WHAT YOU NEED TO DO >> Write out the whole of the material exactly.
**** MATERIAL SUPPLIED ****
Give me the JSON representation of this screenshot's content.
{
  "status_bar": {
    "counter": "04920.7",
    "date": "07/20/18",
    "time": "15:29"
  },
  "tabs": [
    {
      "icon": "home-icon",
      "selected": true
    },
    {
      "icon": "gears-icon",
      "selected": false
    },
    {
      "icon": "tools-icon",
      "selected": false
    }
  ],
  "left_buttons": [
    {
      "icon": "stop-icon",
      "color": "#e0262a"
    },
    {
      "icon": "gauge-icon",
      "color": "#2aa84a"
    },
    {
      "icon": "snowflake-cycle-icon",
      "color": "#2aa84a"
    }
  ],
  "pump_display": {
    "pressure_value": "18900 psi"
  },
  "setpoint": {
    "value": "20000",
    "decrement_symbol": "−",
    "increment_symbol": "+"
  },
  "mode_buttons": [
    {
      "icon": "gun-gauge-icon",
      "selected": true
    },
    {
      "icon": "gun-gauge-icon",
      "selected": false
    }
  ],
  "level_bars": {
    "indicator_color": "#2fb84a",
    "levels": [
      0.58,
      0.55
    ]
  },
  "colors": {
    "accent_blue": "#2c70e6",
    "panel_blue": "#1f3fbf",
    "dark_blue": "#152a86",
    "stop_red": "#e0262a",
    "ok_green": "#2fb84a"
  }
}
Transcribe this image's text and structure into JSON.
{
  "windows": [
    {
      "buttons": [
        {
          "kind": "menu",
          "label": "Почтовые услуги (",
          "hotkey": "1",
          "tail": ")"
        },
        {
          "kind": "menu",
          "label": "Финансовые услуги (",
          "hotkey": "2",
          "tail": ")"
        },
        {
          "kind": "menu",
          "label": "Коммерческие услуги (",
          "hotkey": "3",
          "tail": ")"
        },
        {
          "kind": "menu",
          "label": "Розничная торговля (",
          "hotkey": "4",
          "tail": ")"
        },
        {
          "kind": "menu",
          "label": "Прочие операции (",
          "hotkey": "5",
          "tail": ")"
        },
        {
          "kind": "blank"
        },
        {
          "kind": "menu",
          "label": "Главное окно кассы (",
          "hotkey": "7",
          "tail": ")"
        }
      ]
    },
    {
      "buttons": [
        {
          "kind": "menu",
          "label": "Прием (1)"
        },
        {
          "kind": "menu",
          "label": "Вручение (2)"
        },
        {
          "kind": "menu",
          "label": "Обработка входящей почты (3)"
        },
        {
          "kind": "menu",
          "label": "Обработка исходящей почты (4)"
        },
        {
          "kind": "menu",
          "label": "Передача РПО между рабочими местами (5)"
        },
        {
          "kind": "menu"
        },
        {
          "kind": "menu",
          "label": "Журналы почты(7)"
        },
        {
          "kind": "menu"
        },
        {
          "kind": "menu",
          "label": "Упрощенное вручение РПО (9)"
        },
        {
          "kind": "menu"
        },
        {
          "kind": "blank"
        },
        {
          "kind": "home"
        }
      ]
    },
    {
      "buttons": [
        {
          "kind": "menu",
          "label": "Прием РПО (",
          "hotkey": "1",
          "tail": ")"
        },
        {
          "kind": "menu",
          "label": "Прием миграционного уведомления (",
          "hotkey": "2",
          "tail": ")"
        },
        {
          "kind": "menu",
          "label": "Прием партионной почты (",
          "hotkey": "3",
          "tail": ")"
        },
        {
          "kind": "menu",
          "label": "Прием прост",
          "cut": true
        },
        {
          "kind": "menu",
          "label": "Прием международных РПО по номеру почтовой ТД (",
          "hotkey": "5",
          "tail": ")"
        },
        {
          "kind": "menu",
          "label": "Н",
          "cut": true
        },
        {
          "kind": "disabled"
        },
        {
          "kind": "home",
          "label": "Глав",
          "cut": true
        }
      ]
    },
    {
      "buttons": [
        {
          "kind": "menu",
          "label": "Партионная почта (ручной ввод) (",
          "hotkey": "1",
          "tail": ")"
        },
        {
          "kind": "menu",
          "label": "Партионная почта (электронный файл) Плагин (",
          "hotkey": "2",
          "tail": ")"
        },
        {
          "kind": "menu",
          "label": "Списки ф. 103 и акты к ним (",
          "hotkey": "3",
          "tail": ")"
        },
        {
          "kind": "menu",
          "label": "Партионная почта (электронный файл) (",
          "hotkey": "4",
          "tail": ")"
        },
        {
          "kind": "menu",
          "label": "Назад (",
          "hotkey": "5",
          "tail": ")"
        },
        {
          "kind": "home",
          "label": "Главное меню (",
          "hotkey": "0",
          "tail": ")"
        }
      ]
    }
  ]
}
****
FULL ANSWER >>
Give me the JSON representation of this screenshot's content.
{
  "status_bar": {
    "counter": "04920.7",
    "date": "07/20/18",
    "time": "15:29"
  },
  "tabs": [
    {
      "icon": "home-icon",
      "selected": true
    },
    {
      "icon": "gears-icon",
      "selected": false
    },
    {
      "icon": "tools-icon",
      "selected": false
    }
  ],
  "left_buttons": [
    {
      "icon": "stop-icon",
      "color": "#e0262a"
    },
    {
      "icon": "gauge-icon",
      "color": "#2aa84a"
    },
    {
      "icon": "snowflake-cycle-icon",
      "color": "#2aa84a"
    }
  ],
  "pump_display": {
    "pressure_value": "18900 psi"
  },
  "setpoint": {
    "value": "20000",
    "decrement_symbol": "−",
    "increment_symbol": "+"
  },
  "mode_buttons": [
    {
      "icon": "gun-gauge-icon",
      "selected": true
    },
    {
      "icon": "gun-gauge-icon",
      "selected": false
    }
  ],
  "level_bars": {
    "indicator_color": "#2fb84a",
    "levels": [
      0.58,
      0.55
    ]
  },
  "colors": {
    "accent_blue": "#2c70e6",
    "panel_blue": "#1f3fbf",
    "dark_blue": "#152a86",
    "stop_red": "#e0262a",
    "ok_green": "#2fb84a"
  }
}
Transcribe this image's text and structure into JSON.
{
  "windows": [
    {
      "buttons": [
        {
          "kind": "menu",
          "label": "Почтовые услуги (",
          "hotkey": "1",
          "tail": ")"
        },
        {
          "kind": "menu",
          "label": "Финансовые услуги (",
          "hotkey": "2",
          "tail": ")"
        },
        {
          "kind": "menu",
          "label": "Коммерческие услуги (",
          "hotkey": "3",
          "tail": ")"
        },
        {
          "kind": "menu",
          "label": "Розничная торговля (",
          "hotkey": "4",
          "tail": ")"
        },
        {
          "kind": "menu",
          "label": "Прочие операции (",
          "hotkey": "5",
          "tail": ")"
        },
        {
          "kind": "blank"
        },
        {
          "kind": "menu",
          "label": "Главное окно кассы (",
          "hotkey": "7",
          "tail": ")"
        }
      ]
    },
    {
      "buttons": [
        {
          "kind": "menu",
          "label": "Прием (1)"
        },
        {
          "kind": "menu",
          "label": "Вручение (2)"
        },
        {
          "kind": "menu",
          "label": "Обработка входящей почты (3)"
        },
        {
          "kind": "menu",
          "label": "Обработка исходящей почты (4)"
        },
        {
          "kind": "menu",
          "label": "Передача РПО между рабочими местами (5)"
        },
        {
          "kind": "menu"
        },
        {
          "kind": "menu",
          "label": "Журналы почты(7)"
        },
        {
          "kind": "menu"
        },
        {
          "kind": "menu",
          "label": "Упрощенное вручение РПО (9)"
        },
        {
          "kind": "menu"
        },
        {
          "kind": "blank"
        },
        {
          "kind": "home"
        }
      ]
    },
    {
      "buttons": [
        {
          "kind": "menu",
          "label": "Прием РПО (",
          "hotkey": "1",
          "tail": ")"
        },
        {
          "kind": "menu",
          "label": "Прием миграционного уведомления (",
          "hotkey": "2",
          "tail": ")"
        },
        {
          "kind": "menu",
          "label": "Прием партионной почты (",
          "hotkey": "3",
          "tail": ")"
        },
        {
          "kind": "menu",
          "label": "Прием прост",
          "cut": true
        },
        {
          "kind": "menu",
          "label": "Прием международных РПО по номеру почтовой ТД (",
          "hotkey": "5",
          "tail": ")"
        },
        {
          "kind": "menu",
          "label": "Н",
          "cut": true
        },
        {
          "kind": "disabled"
        },
        {
          "kind": "home",
          "label": "Глав",
          "cut": true
        }
      ]
    },
    {
      "buttons": [
        {
          "kind": "menu",
          "label": "Партионная почта (ручной ввод) (",
          "hotkey": "1",
          "tail": ")"
        },
        {
          "kind": "menu",
          "label": "Партионная почта (электронный файл) Плагин (",
          "hotkey": "2",
          "tail": ")"
        },
        {
          "kind": "menu",
          "label": "Списки ф. 103 и акты к ним (",
          "hotkey": "3",
          "tail": ")"
        },
        {
          "kind": "menu",
          "label": "Партионная почта (электронный файл) (",
          "hotkey": "4",
          "tail": ")"
        },
        {
          "kind": "menu",
          "label": "Назад (",
          "hotkey": "5",
          "tail": ")"
        },
        {
          "kind": "home",
          "label": "Главное меню (",
          "hotkey": "0",
          "tail": ")"
        }
      ]
    }
  ]
}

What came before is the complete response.